__Records for this task__
# # # #

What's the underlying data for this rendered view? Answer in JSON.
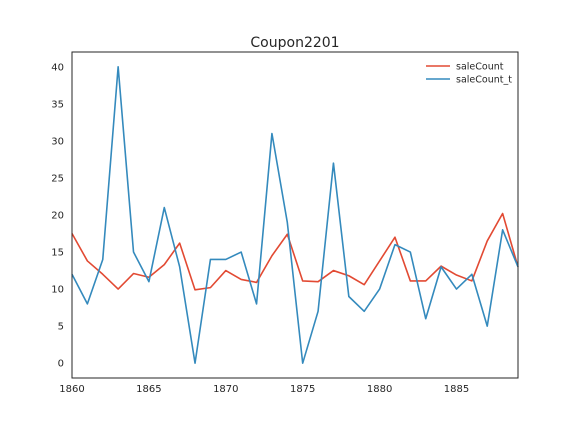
{
  "chart_data": {
    "type": "line",
    "title": "Coupon2201",
    "xlabel": "",
    "ylabel": "",
    "xlim": [
      1860,
      1889
    ],
    "ylim": [
      -2,
      42
    ],
    "x_ticks": [
      1860,
      1865,
      1870,
      1875,
      1880,
      1885
    ],
    "y_ticks": [
      0,
      5,
      10,
      15,
      20,
      25,
      30,
      35,
      40
    ],
    "grid": false,
    "legend_position": "top-right",
    "x": [
      1860,
      1861,
      1862,
      1863,
      1864,
      1865,
      1866,
      1867,
      1868,
      1869,
      1870,
      1871,
      1872,
      1873,
      1874,
      1875,
      1876,
      1877,
      1878,
      1879,
      1880,
      1881,
      1882,
      1883,
      1884,
      1885,
      1886,
      1887,
      1888,
      1889
    ],
    "series": [
      {
        "name": "saleCount",
        "color": "#E24A33",
        "values": [
          17.5,
          13.8,
          12.0,
          10.0,
          12.1,
          11.6,
          13.3,
          16.2,
          9.9,
          10.2,
          12.5,
          11.3,
          10.9,
          14.5,
          17.4,
          11.1,
          11.0,
          12.5,
          11.8,
          10.6,
          13.8,
          17.0,
          11.1,
          11.1,
          13.1,
          11.9,
          11.1,
          16.5,
          20.2,
          13.0
        ]
      },
      {
        "name": "saleCount_t",
        "color": "#348ABD",
        "values": [
          12,
          8,
          14,
          40,
          15,
          11,
          21,
          13,
          0,
          14,
          14,
          15,
          8,
          31,
          19,
          0,
          7,
          27,
          9,
          7,
          10,
          16,
          15,
          6,
          13,
          10,
          12,
          5,
          18,
          13
        ]
      }
    ]
  }
}
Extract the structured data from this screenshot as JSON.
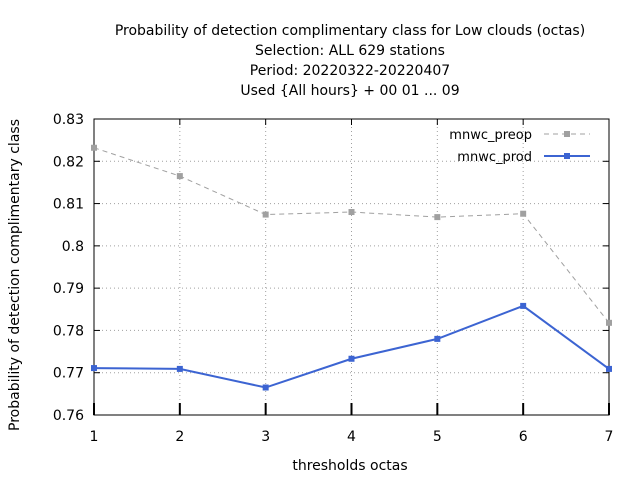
{
  "chart_data": {
    "type": "line",
    "title_lines": [
      "Probability of detection complimentary class  for Low clouds (octas)",
      "Selection: ALL    629 stations",
      "Period: 20220322-20220407",
      "Used {All hours} + 00 01 ... 09"
    ],
    "xlabel": "thresholds octas",
    "ylabel": "Probability of detection complimentary class",
    "x": [
      1,
      2,
      3,
      4,
      5,
      6,
      7
    ],
    "xlim": [
      1,
      7
    ],
    "ylim": [
      0.76,
      0.83
    ],
    "x_ticks": [
      "1",
      "2",
      "3",
      "4",
      "5",
      "6",
      "7"
    ],
    "y_ticks": [
      "0.76",
      "0.77",
      "0.78",
      "0.79",
      "0.8",
      "0.81",
      "0.82",
      "0.83"
    ],
    "grid": true,
    "legend_position": "top-right",
    "series": [
      {
        "name": "mnwc_preop",
        "color": "#a0a0a0",
        "dash": "dashed",
        "values": [
          0.8232,
          0.8165,
          0.8074,
          0.808,
          0.8068,
          0.8076,
          0.7818
        ]
      },
      {
        "name": "mnwc_prod",
        "color": "#3c64d2",
        "dash": "solid",
        "values": [
          0.7711,
          0.7709,
          0.7665,
          0.7733,
          0.778,
          0.7858,
          0.7709
        ]
      }
    ]
  }
}
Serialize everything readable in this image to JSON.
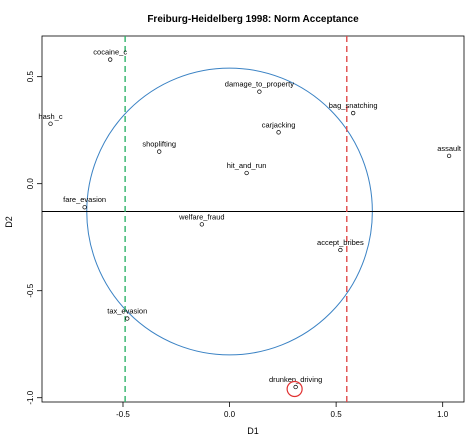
{
  "chart_data": {
    "type": "scatter",
    "title": "Freiburg-Heidelberg 1998: Norm Acceptance",
    "xlabel": "D1",
    "ylabel": "D2",
    "xlim": [
      -0.88,
      1.1
    ],
    "ylim": [
      -1.02,
      0.69
    ],
    "xticks": [
      -0.5,
      0.0,
      0.5,
      1.0
    ],
    "xtick_labels": [
      "-0.5",
      "0.0",
      "0.5",
      "1.0"
    ],
    "yticks": [
      -1.0,
      -0.5,
      0.0,
      0.5
    ],
    "ytick_labels": [
      "-1.0",
      "-0.5",
      "0.0",
      "0.5"
    ],
    "grid": false,
    "points": [
      {
        "label": "cocaine_c",
        "x": -0.56,
        "y": 0.58
      },
      {
        "label": "hash_c",
        "x": -0.84,
        "y": 0.28
      },
      {
        "label": "damage_to_property",
        "x": 0.14,
        "y": 0.43
      },
      {
        "label": "bag_snatching",
        "x": 0.58,
        "y": 0.33
      },
      {
        "label": "carjacking",
        "x": 0.23,
        "y": 0.24
      },
      {
        "label": "shoplifting",
        "x": -0.33,
        "y": 0.15
      },
      {
        "label": "assault",
        "x": 1.03,
        "y": 0.13
      },
      {
        "label": "hit_and_run",
        "x": 0.08,
        "y": 0.05
      },
      {
        "label": "fare_evasion",
        "x": -0.68,
        "y": -0.11
      },
      {
        "label": "welfare_fraud",
        "x": -0.13,
        "y": -0.19
      },
      {
        "label": "accept_bribes",
        "x": 0.52,
        "y": -0.31
      },
      {
        "label": "tax_evasion",
        "x": -0.48,
        "y": -0.63
      },
      {
        "label": "drunken_driving",
        "x": 0.31,
        "y": -0.95
      }
    ],
    "highlighted_point": "drunken_driving",
    "reference_lines": [
      {
        "orientation": "horizontal",
        "value": -0.13,
        "color": "#000000",
        "style": "solid"
      },
      {
        "orientation": "vertical",
        "value": -0.49,
        "color": "#2fb36a",
        "style": "dashed"
      },
      {
        "orientation": "vertical",
        "value": 0.55,
        "color": "#e04a4a",
        "style": "dashed"
      }
    ],
    "circle": {
      "center_x": 0.0,
      "center_y": -0.13,
      "radius": 0.67,
      "color": "#3a82c4"
    },
    "highlight_color": "#e03030"
  }
}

# # # #

__Directive__
Tell how many lines hold the string "complimentary", giving the number and nothing else.

__Answer for this exercise__
2